Exercise description >>
Copy out each line that mentions the word "điều".

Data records
******

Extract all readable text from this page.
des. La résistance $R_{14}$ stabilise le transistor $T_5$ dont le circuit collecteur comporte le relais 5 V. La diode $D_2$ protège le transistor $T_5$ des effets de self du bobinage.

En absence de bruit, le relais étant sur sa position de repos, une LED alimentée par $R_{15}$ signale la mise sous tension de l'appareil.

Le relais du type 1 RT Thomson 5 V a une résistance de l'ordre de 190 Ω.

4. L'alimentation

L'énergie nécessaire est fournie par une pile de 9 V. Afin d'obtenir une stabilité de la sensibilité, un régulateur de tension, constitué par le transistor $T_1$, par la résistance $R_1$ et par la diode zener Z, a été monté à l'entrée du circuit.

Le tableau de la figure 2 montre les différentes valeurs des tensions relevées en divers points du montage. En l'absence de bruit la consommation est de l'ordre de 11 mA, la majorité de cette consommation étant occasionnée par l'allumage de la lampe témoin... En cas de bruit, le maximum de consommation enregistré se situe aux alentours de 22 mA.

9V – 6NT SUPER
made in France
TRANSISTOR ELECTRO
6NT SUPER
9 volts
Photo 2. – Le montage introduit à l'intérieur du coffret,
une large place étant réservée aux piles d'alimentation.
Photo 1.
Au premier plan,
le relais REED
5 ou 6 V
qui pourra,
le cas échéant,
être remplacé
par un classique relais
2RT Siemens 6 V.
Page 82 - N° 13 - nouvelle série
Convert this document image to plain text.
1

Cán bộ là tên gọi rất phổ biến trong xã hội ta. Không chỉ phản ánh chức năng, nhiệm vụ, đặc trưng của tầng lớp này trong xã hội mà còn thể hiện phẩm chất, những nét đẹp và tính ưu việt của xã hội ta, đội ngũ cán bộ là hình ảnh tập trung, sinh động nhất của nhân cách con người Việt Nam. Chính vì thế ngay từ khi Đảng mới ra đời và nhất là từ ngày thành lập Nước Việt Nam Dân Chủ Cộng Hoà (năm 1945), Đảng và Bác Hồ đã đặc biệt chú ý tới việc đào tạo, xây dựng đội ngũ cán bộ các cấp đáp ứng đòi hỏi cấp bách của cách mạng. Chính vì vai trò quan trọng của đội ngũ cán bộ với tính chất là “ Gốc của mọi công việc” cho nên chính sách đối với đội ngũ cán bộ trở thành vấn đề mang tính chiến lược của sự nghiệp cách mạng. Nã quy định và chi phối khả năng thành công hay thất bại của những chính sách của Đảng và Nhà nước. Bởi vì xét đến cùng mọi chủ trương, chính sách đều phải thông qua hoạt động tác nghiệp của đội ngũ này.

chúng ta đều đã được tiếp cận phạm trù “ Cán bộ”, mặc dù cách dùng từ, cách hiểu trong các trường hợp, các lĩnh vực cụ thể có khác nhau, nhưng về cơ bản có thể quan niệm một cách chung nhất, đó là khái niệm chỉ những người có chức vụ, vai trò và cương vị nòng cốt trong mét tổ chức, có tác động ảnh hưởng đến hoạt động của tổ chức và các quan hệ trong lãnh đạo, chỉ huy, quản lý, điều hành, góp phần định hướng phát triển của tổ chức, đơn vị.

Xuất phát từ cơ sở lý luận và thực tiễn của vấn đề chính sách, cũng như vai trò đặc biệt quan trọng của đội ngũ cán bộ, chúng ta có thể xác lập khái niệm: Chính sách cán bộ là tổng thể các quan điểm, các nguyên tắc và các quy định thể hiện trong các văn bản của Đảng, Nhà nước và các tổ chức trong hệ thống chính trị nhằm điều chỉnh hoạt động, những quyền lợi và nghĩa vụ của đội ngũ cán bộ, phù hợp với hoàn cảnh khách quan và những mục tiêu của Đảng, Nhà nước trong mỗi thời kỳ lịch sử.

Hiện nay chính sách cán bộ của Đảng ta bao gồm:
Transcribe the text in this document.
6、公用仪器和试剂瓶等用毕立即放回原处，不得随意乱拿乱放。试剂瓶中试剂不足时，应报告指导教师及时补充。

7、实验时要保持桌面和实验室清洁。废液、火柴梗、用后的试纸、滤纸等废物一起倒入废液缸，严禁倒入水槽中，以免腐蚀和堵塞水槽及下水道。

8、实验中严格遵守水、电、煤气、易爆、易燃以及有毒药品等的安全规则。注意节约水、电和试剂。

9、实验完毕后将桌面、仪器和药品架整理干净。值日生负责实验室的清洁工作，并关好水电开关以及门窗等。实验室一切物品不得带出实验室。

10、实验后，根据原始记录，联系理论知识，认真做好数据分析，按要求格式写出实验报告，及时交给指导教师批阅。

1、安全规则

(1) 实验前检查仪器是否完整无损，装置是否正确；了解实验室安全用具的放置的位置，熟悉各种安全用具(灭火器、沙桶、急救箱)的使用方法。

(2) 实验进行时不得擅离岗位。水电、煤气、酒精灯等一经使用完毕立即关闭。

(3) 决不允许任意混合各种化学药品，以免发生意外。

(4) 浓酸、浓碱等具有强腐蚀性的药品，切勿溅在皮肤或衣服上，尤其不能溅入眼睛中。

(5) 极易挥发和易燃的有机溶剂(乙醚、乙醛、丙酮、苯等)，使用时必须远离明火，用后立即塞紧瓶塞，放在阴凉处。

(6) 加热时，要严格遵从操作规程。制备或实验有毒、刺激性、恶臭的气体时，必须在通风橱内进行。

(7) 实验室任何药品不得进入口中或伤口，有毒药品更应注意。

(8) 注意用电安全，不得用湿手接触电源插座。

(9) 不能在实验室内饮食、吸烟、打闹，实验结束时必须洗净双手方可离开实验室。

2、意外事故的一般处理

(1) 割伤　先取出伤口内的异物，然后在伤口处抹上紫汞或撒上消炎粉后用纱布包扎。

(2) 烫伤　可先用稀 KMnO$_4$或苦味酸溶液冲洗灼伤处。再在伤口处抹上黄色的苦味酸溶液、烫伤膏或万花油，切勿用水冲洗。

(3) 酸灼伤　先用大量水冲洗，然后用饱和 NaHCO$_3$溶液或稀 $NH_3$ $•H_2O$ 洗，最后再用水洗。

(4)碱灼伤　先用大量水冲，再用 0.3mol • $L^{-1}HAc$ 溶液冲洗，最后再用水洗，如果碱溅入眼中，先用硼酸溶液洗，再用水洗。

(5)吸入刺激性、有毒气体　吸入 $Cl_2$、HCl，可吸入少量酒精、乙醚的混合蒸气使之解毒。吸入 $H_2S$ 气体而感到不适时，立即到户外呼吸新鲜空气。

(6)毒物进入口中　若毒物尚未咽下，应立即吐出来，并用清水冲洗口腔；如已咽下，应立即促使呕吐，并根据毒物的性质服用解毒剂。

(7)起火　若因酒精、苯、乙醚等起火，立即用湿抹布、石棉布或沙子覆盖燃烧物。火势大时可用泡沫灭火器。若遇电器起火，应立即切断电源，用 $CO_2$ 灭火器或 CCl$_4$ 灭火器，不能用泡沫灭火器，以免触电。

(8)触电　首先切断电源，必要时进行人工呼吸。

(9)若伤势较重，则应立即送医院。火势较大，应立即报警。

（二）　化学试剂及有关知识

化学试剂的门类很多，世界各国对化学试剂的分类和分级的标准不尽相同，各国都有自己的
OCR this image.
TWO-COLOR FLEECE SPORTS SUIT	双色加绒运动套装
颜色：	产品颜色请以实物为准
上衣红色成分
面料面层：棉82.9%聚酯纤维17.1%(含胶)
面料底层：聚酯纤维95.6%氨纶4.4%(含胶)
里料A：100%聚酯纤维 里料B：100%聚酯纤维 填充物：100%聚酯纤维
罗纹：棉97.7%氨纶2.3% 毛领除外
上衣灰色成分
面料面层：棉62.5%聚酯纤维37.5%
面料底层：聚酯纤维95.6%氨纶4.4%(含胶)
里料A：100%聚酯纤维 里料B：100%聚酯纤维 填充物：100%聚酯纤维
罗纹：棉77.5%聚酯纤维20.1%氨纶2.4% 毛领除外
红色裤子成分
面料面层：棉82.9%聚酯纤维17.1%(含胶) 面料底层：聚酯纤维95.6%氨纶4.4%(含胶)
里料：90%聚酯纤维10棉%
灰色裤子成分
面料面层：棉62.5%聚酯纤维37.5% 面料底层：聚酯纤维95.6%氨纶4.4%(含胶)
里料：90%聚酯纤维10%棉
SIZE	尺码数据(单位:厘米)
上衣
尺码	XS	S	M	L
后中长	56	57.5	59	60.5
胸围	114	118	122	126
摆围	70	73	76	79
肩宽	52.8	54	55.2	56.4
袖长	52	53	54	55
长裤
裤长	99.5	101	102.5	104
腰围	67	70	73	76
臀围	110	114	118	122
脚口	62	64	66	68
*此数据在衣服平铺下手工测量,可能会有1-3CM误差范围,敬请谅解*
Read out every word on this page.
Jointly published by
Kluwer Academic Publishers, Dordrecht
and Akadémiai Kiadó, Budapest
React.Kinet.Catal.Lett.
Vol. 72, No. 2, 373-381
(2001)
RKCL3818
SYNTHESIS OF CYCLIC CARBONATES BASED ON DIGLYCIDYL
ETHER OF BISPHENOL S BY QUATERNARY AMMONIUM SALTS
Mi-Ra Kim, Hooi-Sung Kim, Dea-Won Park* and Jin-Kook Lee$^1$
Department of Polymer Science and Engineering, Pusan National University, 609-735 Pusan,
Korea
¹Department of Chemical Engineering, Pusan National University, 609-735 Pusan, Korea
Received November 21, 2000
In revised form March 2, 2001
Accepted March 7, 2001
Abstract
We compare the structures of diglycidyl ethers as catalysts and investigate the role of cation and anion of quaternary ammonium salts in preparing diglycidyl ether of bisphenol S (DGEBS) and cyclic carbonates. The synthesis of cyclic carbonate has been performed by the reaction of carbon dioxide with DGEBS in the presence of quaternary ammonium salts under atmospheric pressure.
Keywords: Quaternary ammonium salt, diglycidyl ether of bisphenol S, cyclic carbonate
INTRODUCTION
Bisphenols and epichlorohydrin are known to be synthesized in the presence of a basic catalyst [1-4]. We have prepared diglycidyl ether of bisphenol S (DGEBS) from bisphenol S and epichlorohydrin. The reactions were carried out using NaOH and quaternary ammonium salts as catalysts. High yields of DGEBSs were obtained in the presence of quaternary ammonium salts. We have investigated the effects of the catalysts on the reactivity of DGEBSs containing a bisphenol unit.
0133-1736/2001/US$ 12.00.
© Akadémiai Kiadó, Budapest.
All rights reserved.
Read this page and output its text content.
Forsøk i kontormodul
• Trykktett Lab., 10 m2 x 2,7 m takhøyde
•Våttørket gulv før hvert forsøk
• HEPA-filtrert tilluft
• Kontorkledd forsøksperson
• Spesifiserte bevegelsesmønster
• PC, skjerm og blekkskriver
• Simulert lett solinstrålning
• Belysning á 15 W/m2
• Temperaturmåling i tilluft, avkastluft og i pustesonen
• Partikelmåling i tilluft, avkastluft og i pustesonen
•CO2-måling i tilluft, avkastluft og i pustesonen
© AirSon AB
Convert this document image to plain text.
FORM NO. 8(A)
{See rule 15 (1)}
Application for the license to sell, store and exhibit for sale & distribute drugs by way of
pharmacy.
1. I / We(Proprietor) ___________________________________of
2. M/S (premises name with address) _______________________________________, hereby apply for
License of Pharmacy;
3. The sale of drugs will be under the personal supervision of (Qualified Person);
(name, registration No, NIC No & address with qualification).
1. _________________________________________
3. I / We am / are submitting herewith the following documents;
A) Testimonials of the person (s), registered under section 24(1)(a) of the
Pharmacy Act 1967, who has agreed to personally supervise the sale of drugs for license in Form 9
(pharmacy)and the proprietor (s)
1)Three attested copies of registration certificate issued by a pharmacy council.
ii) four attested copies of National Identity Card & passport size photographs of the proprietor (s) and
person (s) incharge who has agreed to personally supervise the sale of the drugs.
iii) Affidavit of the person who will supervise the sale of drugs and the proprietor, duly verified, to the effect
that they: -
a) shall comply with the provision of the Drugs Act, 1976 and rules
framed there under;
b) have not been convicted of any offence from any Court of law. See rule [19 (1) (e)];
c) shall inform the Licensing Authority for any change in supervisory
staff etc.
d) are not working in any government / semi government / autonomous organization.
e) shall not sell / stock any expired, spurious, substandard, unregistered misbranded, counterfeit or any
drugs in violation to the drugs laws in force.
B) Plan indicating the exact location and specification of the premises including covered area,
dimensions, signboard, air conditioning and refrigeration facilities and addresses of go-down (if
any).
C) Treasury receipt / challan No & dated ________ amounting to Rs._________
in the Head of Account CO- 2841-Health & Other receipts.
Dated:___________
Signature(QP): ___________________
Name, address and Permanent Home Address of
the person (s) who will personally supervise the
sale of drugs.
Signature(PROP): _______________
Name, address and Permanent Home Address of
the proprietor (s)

******

Output of the exercise >>
chúng ta đều đã được tiếp cận phạm trù “ Cán bộ”, mặc dù cách dùng từ, cách hiểu trong các trường hợp, các lĩnh vực cụ thể có khác nhau, nhưng về cơ bản có thể quan niệm một cách chung nhất, đó là khái niệm chỉ những người có chức vụ, vai trò và cương vị nòng cốt trong mét tổ chức, có tác động ảnh hưởng đến hoạt động của tổ chức và các quan hệ trong lãnh đạo, chỉ huy, quản lý, điều hành, góp phần định hướng phát triển của tổ chức, đơn vị.
Xuất phát từ cơ sở lý luận và thực tiễn của vấn đề chính sách, cũng như vai trò đặc biệt quan trọng của đội ngũ cán bộ, chúng ta có thể xác lập khái niệm: Chính sách cán bộ là tổng thể các quan điểm, các nguyên tắc và các quy định thể hiện trong các văn bản của Đảng, Nhà nước và các tổ chức trong hệ thống chính trị nhằm điều chỉnh hoạt động, những quyền lợi và nghĩa vụ của đội ngũ cán bộ, phù hợp với hoàn cảnh khách quan và những mục tiêu của Đảng, Nhà nước trong mỗi thời kỳ lịch sử.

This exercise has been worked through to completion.